Restate the entries word for word, omitting nothing.

(Data entries for graphics)
******

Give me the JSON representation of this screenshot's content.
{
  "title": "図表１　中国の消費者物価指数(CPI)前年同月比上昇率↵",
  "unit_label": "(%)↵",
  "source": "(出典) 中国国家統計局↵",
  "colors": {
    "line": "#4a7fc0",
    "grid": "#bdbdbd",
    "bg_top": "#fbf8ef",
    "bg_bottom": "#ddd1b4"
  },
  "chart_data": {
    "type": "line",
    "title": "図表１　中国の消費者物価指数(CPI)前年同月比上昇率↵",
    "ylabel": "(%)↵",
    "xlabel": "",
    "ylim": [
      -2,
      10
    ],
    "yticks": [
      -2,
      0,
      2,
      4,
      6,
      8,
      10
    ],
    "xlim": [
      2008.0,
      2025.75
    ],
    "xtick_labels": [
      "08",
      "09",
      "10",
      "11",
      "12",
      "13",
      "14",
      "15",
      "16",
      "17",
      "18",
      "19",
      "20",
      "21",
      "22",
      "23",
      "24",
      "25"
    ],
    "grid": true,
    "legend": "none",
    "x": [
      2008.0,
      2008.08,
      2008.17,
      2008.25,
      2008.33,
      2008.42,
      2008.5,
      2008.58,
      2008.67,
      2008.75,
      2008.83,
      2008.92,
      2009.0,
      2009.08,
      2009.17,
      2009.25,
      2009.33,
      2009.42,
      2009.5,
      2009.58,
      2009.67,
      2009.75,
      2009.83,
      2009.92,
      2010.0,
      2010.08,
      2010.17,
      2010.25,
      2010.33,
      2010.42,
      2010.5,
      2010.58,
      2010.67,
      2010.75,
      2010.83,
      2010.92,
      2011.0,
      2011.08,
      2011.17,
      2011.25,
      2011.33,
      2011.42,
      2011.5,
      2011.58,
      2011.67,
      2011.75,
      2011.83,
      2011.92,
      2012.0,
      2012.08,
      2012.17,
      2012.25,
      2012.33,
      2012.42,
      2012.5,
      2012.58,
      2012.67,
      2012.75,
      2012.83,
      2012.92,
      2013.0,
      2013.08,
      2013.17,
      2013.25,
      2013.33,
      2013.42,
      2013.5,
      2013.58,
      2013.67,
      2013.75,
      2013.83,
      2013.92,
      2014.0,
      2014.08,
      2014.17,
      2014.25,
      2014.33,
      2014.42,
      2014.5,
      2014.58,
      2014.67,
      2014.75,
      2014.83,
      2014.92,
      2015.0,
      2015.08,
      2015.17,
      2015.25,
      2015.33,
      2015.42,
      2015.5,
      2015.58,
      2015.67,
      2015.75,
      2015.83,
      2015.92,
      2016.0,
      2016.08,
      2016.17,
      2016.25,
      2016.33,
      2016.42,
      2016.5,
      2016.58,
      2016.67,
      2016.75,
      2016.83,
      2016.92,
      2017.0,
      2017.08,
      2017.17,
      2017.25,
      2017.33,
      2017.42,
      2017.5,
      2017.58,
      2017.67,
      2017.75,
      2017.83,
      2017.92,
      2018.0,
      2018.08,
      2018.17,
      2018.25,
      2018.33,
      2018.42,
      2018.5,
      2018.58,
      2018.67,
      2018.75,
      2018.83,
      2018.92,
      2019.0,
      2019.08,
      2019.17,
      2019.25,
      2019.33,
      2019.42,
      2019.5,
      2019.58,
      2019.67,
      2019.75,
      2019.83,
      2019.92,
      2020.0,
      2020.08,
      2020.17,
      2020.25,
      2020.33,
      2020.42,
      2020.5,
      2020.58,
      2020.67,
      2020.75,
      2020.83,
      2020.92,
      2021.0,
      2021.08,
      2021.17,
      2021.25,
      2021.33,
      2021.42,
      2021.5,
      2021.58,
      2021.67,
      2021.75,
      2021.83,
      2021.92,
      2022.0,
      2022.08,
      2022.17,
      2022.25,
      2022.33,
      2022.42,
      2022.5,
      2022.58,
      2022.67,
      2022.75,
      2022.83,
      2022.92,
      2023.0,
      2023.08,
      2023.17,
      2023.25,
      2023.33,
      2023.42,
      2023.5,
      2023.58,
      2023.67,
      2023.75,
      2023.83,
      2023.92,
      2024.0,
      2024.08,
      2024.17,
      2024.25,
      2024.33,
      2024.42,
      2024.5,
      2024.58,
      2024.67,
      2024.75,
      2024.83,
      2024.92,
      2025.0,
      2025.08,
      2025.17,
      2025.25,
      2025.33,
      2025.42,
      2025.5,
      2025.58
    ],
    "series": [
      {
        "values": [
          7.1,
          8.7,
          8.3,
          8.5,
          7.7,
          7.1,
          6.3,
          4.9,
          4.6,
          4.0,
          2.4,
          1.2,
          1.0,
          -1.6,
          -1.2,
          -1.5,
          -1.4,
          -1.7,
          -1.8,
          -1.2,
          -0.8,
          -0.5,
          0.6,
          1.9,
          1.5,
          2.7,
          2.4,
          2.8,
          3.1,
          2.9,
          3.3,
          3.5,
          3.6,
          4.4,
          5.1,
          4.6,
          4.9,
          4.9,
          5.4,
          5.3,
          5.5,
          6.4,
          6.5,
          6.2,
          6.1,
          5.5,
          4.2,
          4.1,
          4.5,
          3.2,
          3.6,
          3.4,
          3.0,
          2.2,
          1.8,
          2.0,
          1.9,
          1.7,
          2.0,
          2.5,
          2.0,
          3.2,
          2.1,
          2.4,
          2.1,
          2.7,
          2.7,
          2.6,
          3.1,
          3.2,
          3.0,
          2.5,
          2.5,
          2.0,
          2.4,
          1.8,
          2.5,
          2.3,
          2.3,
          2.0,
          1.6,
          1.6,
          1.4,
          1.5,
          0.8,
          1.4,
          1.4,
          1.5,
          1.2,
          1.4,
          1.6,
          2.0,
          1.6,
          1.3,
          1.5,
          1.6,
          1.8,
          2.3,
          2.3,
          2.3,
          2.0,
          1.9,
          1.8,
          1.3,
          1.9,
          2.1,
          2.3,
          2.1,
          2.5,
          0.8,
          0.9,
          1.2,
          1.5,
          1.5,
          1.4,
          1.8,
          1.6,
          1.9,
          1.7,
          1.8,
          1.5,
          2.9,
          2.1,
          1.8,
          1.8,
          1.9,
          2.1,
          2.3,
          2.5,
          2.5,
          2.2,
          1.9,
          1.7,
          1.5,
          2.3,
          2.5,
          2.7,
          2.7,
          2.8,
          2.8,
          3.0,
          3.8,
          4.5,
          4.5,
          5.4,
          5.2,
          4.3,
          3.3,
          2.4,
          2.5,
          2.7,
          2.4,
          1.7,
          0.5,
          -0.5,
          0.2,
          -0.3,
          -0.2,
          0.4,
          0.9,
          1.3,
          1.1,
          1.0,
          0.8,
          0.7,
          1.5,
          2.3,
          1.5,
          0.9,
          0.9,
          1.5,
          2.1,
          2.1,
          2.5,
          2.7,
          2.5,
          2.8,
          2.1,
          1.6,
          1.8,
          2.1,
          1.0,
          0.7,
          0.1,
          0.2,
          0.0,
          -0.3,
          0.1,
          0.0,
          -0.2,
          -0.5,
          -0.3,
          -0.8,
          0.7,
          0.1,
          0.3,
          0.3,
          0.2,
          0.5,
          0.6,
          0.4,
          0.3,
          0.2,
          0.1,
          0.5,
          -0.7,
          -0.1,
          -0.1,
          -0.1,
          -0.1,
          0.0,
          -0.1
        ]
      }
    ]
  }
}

******

=== SOLUTION ===
Give me the JSON representation of this screenshot's content.
{
  "title": "図表１　中国の消費者物価指数(CPI)前年同月比上昇率↵",
  "unit_label": "(%)↵",
  "source": "(出典) 中国国家統計局↵",
  "colors": {
    "line": "#4a7fc0",
    "grid": "#bdbdbd",
    "bg_top": "#fbf8ef",
    "bg_bottom": "#ddd1b4"
  },
  "chart_data": {
    "type": "line",
    "title": "図表１　中国の消費者物価指数(CPI)前年同月比上昇率↵",
    "ylabel": "(%)↵",
    "xlabel": "",
    "ylim": [
      -2,
      10
    ],
    "yticks": [
      -2,
      0,
      2,
      4,
      6,
      8,
      10
    ],
    "xlim": [
      2008.0,
      2025.75
    ],
    "xtick_labels": [
      "08",
      "09",
      "10",
      "11",
      "12",
      "13",
      "14",
      "15",
      "16",
      "17",
      "18",
      "19",
      "20",
      "21",
      "22",
      "23",
      "24",
      "25"
    ],
    "grid": true,
    "legend": "none",
    "x": [
      2008.0,
      2008.08,
      2008.17,
      2008.25,
      2008.33,
      2008.42,
      2008.5,
      2008.58,
      2008.67,
      2008.75,
      2008.83,
      2008.92,
      2009.0,
      2009.08,
      2009.17,
      2009.25,
      2009.33,
      2009.42,
      2009.5,
      2009.58,
      2009.67,
      2009.75,
      2009.83,
      2009.92,
      2010.0,
      2010.08,
      2010.17,
      2010.25,
      2010.33,
      2010.42,
      2010.5,
      2010.58,
      2010.67,
      2010.75,
      2010.83,
      2010.92,
      2011.0,
      2011.08,
      2011.17,
      2011.25,
      2011.33,
      2011.42,
      2011.5,
      2011.58,
      2011.67,
      2011.75,
      2011.83,
      2011.92,
      2012.0,
      2012.08,
      2012.17,
      2012.25,
      2012.33,
      2012.42,
      2012.5,
      2012.58,
      2012.67,
      2012.75,
      2012.83,
      2012.92,
      2013.0,
      2013.08,
      2013.17,
      2013.25,
      2013.33,
      2013.42,
      2013.5,
      2013.58,
      2013.67,
      2013.75,
      2013.83,
      2013.92,
      2014.0,
      2014.08,
      2014.17,
      2014.25,
      2014.33,
      2014.42,
      2014.5,
      2014.58,
      2014.67,
      2014.75,
      2014.83,
      2014.92,
      2015.0,
      2015.08,
      2015.17,
      2015.25,
      2015.33,
      2015.42,
      2015.5,
      2015.58,
      2015.67,
      2015.75,
      2015.83,
      2015.92,
      2016.0,
      2016.08,
      2016.17,
      2016.25,
      2016.33,
      2016.42,
      2016.5,
      2016.58,
      2016.67,
      2016.75,
      2016.83,
      2016.92,
      2017.0,
      2017.08,
      2017.17,
      2017.25,
      2017.33,
      2017.42,
      2017.5,
      2017.58,
      2017.67,
      2017.75,
      2017.83,
      2017.92,
      2018.0,
      2018.08,
      2018.17,
      2018.25,
      2018.33,
      2018.42,
      2018.5,
      2018.58,
      2018.67,
      2018.75,
      2018.83,
      2018.92,
      2019.0,
      2019.08,
      2019.17,
      2019.25,
      2019.33,
      2019.42,
      2019.5,
      2019.58,
      2019.67,
      2019.75,
      2019.83,
      2019.92,
      2020.0,
      2020.08,
      2020.17,
      2020.25,
      2020.33,
      2020.42,
      2020.5,
      2020.58,
      2020.67,
      2020.75,
      2020.83,
      2020.92,
      2021.0,
      2021.08,
      2021.17,
      2021.25,
      2021.33,
      2021.42,
      2021.5,
      2021.58,
      2021.67,
      2021.75,
      2021.83,
      2021.92,
      2022.0,
      2022.08,
      2022.17,
      2022.25,
      2022.33,
      2022.42,
      2022.5,
      2022.58,
      2022.67,
      2022.75,
      2022.83,
      2022.92,
      2023.0,
      2023.08,
      2023.17,
      2023.25,
      2023.33,
      2023.42,
      2023.5,
      2023.58,
      2023.67,
      2023.75,
      2023.83,
      2023.92,
      2024.0,
      2024.08,
      2024.17,
      2024.25,
      2024.33,
      2024.42,
      2024.5,
      2024.58,
      2024.67,
      2024.75,
      2024.83,
      2024.92,
      2025.0,
      2025.08,
      2025.17,
      2025.25,
      2025.33,
      2025.42,
      2025.5,
      2025.58
    ],
    "series": [
      {
        "values": [
          7.1,
          8.7,
          8.3,
          8.5,
          7.7,
          7.1,
          6.3,
          4.9,
          4.6,
          4.0,
          2.4,
          1.2,
          1.0,
          -1.6,
          -1.2,
          -1.5,
          -1.4,
          -1.7,
          -1.8,
          -1.2,
          -0.8,
          -0.5,
          0.6,
          1.9,
          1.5,
          2.7,
          2.4,
          2.8,
          3.1,
          2.9,
          3.3,
          3.5,
          3.6,
          4.4,
          5.1,
          4.6,
          4.9,
          4.9,
          5.4,
          5.3,
          5.5,
          6.4,
          6.5,
          6.2,
          6.1,
          5.5,
          4.2,
          4.1,
          4.5,
          3.2,
          3.6,
          3.4,
          3.0,
          2.2,
          1.8,
          2.0,
          1.9,
          1.7,
          2.0,
          2.5,
          2.0,
          3.2,
          2.1,
          2.4,
          2.1,
          2.7,
          2.7,
          2.6,
          3.1,
          3.2,
          3.0,
          2.5,
          2.5,
          2.0,
          2.4,
          1.8,
          2.5,
          2.3,
          2.3,
          2.0,
          1.6,
          1.6,
          1.4,
          1.5,
          0.8,
          1.4,
          1.4,
          1.5,
          1.2,
          1.4,
          1.6,
          2.0,
          1.6,
          1.3,
          1.5,
          1.6,
          1.8,
          2.3,
          2.3,
          2.3,
          2.0,
          1.9,
          1.8,
          1.3,
          1.9,
          2.1,
          2.3,
          2.1,
          2.5,
          0.8,
          0.9,
          1.2,
          1.5,
          1.5,
          1.4,
          1.8,
          1.6,
          1.9,
          1.7,
          1.8,
          1.5,
          2.9,
          2.1,
          1.8,
          1.8,
          1.9,
          2.1,
          2.3,
          2.5,
          2.5,
          2.2,
          1.9,
          1.7,
          1.5,
          2.3,
          2.5,
          2.7,
          2.7,
          2.8,
          2.8,
          3.0,
          3.8,
          4.5,
          4.5,
          5.4,
          5.2,
          4.3,
          3.3,
          2.4,
          2.5,
          2.7,
          2.4,
          1.7,
          0.5,
          -0.5,
          0.2,
          -0.3,
          -0.2,
          0.4,
          0.9,
          1.3,
          1.1,
          1.0,
          0.8,
          0.7,
          1.5,
          2.3,
          1.5,
          0.9,
          0.9,
          1.5,
          2.1,
          2.1,
          2.5,
          2.7,
          2.5,
          2.8,
          2.1,
          1.6,
          1.8,
          2.1,
          1.0,
          0.7,
          0.1,
          0.2,
          0.0,
          -0.3,
          0.1,
          0.0,
          -0.2,
          -0.5,
          -0.3,
          -0.8,
          0.7,
          0.1,
          0.3,
          0.3,
          0.2,
          0.5,
          0.6,
          0.4,
          0.3,
          0.2,
          0.1,
          0.5,
          -0.7,
          -0.1,
          -0.1,
          -0.1,
          -0.1,
          0.0,
          -0.1
        ]
      }
    ]
  }
}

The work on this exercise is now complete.